→ **EXERCISE DETAILS**: Filter these entries so that only lines with the word "jeans" remain.

→ **DATA TO PROCESS**:

────────────────────

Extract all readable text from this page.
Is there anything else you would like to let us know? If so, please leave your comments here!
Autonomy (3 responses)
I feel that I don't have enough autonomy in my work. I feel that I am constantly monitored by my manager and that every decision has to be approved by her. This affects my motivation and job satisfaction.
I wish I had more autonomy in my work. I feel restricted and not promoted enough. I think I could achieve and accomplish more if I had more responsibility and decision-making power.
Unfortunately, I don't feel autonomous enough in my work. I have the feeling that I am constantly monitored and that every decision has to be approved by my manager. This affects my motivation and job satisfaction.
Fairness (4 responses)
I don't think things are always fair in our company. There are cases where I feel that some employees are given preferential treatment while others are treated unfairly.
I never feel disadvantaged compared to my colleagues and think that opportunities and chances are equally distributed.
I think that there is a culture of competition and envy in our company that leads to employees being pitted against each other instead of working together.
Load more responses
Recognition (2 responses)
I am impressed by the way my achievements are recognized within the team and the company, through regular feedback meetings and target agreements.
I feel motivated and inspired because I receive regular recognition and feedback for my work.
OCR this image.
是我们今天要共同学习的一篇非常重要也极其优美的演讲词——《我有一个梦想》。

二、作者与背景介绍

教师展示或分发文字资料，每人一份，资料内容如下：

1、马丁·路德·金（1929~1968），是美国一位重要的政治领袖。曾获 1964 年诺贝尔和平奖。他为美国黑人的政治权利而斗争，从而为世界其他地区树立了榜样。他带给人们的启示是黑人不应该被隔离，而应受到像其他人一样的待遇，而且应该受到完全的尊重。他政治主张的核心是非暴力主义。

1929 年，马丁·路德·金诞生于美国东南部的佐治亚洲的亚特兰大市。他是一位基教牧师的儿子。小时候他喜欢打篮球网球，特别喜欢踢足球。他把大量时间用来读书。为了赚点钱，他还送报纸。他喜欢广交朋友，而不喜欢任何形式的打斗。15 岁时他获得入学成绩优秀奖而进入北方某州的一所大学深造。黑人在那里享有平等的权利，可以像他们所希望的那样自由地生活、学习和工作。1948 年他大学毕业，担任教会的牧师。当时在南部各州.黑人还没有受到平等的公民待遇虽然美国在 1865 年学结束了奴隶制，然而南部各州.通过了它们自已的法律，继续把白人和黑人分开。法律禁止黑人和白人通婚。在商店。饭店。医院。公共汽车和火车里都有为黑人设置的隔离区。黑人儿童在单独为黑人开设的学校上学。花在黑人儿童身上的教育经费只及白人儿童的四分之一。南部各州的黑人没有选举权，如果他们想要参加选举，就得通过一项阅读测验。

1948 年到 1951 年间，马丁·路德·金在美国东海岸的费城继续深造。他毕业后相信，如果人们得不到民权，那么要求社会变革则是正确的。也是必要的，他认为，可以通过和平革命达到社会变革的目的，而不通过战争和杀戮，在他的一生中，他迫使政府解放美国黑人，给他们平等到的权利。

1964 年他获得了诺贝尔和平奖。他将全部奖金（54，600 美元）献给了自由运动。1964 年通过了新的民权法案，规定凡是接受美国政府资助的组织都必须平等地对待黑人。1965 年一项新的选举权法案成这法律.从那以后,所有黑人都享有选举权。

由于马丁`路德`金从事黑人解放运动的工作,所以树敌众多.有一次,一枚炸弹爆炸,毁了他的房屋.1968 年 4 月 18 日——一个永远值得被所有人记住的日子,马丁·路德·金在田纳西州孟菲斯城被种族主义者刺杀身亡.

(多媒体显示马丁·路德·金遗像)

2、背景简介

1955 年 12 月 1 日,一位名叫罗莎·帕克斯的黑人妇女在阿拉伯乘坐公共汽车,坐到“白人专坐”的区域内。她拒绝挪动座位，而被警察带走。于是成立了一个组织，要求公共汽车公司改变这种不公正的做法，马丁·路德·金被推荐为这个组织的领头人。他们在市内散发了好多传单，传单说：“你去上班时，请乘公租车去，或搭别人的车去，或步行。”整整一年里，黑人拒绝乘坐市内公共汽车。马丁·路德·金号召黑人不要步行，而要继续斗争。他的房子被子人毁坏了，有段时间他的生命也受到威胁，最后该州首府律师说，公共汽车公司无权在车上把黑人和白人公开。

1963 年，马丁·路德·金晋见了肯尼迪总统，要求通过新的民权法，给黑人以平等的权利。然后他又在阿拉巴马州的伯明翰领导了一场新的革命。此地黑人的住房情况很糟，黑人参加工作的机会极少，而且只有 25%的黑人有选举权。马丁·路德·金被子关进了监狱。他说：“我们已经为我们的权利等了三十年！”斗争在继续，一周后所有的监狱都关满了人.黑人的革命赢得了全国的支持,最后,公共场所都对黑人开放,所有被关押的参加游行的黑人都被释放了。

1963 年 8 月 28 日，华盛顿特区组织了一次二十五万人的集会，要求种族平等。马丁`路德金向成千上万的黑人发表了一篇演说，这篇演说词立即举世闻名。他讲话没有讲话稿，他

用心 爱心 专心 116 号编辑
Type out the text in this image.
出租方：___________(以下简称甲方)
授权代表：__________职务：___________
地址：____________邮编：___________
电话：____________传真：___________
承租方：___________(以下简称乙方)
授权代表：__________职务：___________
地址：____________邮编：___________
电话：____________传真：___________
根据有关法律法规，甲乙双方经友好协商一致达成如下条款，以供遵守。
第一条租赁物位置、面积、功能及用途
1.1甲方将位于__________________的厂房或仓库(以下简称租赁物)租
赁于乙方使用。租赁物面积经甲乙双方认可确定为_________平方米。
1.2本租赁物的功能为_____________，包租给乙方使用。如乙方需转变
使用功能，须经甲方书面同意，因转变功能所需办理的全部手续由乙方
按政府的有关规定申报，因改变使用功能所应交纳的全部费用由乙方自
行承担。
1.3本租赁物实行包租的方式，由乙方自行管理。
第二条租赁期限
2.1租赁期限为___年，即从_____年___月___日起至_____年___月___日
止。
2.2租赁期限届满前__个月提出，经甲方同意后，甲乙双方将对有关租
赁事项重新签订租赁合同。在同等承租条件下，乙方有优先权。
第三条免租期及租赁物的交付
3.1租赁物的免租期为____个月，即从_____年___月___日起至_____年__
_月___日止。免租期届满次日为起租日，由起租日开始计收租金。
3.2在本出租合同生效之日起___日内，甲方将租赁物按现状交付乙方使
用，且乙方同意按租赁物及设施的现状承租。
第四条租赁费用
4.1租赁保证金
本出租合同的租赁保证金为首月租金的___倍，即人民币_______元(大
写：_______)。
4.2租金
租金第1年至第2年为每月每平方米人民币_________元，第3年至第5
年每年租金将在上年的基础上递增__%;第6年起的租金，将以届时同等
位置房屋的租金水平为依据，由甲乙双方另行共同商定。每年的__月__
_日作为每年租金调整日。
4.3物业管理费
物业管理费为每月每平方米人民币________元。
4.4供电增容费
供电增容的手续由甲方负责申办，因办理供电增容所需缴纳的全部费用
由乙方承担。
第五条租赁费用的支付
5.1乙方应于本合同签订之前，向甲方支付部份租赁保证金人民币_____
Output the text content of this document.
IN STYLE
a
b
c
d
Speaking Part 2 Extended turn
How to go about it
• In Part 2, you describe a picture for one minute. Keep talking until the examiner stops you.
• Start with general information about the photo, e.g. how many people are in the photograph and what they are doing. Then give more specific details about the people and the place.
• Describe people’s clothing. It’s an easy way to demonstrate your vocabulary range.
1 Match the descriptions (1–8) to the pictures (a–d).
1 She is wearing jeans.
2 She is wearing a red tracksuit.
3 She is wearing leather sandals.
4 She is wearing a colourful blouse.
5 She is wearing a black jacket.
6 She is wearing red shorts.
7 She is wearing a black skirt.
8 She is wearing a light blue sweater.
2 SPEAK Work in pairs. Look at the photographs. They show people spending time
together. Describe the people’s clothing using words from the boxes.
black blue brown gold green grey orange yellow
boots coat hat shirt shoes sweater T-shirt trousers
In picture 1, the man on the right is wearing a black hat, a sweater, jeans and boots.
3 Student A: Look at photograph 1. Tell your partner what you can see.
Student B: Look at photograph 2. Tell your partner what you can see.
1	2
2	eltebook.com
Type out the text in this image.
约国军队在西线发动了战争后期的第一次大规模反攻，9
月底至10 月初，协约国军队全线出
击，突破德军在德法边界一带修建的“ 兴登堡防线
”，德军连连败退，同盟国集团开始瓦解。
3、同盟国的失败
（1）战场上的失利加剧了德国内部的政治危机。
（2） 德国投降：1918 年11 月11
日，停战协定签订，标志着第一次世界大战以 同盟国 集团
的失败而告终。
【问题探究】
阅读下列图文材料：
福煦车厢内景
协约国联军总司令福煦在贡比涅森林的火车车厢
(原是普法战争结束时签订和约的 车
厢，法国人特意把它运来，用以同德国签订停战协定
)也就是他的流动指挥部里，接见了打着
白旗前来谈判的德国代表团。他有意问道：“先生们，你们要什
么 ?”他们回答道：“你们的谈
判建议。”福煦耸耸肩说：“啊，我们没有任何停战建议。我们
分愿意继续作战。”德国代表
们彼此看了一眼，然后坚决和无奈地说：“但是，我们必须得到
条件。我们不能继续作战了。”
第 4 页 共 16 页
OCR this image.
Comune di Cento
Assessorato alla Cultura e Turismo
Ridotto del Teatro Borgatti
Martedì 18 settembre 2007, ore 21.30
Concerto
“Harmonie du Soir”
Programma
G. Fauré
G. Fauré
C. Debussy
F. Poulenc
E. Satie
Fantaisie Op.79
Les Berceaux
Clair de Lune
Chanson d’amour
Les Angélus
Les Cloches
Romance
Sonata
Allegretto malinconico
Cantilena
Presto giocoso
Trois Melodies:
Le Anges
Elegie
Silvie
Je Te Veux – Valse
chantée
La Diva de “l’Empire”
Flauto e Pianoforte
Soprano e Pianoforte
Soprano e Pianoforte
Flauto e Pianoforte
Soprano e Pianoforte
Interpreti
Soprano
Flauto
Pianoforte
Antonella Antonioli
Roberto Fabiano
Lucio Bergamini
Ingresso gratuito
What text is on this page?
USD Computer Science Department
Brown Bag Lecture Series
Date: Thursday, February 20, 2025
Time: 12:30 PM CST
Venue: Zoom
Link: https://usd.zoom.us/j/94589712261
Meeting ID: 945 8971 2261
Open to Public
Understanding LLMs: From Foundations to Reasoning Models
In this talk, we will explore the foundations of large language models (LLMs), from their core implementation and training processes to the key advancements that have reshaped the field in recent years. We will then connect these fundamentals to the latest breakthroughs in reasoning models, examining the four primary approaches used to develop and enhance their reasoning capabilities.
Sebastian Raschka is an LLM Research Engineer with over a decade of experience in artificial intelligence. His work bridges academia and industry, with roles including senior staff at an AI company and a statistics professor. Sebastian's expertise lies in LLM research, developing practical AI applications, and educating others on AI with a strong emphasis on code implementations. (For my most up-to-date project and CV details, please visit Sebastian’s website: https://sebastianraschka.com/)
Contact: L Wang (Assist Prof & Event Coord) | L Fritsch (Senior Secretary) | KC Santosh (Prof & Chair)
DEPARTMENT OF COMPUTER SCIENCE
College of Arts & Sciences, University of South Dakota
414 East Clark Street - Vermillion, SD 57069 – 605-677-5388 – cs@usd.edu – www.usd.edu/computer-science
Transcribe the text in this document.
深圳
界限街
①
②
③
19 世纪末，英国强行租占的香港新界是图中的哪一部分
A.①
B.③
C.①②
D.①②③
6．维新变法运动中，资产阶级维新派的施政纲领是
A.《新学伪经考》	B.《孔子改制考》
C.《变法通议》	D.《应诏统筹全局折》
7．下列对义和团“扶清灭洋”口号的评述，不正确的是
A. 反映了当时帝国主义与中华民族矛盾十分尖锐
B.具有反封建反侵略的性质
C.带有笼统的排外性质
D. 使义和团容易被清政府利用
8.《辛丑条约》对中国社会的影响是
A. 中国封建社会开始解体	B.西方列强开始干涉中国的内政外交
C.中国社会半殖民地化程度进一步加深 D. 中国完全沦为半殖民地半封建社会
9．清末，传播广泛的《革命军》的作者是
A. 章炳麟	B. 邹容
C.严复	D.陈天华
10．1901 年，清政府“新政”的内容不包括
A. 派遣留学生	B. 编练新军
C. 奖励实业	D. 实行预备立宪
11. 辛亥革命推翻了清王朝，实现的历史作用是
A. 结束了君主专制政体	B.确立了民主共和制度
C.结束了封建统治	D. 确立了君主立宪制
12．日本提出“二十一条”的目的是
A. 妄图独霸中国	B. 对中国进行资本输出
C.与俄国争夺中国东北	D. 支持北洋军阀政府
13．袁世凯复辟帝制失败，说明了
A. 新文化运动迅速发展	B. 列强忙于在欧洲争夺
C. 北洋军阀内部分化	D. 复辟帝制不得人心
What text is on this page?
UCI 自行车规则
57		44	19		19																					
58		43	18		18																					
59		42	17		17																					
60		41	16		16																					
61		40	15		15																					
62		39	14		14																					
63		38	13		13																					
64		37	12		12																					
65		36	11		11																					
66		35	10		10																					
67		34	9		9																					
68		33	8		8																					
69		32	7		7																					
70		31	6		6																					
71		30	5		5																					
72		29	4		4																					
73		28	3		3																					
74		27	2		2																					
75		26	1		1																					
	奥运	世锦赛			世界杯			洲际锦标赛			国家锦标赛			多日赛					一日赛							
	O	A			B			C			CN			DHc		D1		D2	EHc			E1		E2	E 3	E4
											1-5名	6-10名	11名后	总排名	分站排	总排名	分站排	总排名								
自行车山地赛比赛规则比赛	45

────────────────────

→ **SOLUTION TO THE EXERCISE**:
1 She is wearing jeans.
In picture 1, the man on the right is wearing a black hat, a sweater, jeans and boots.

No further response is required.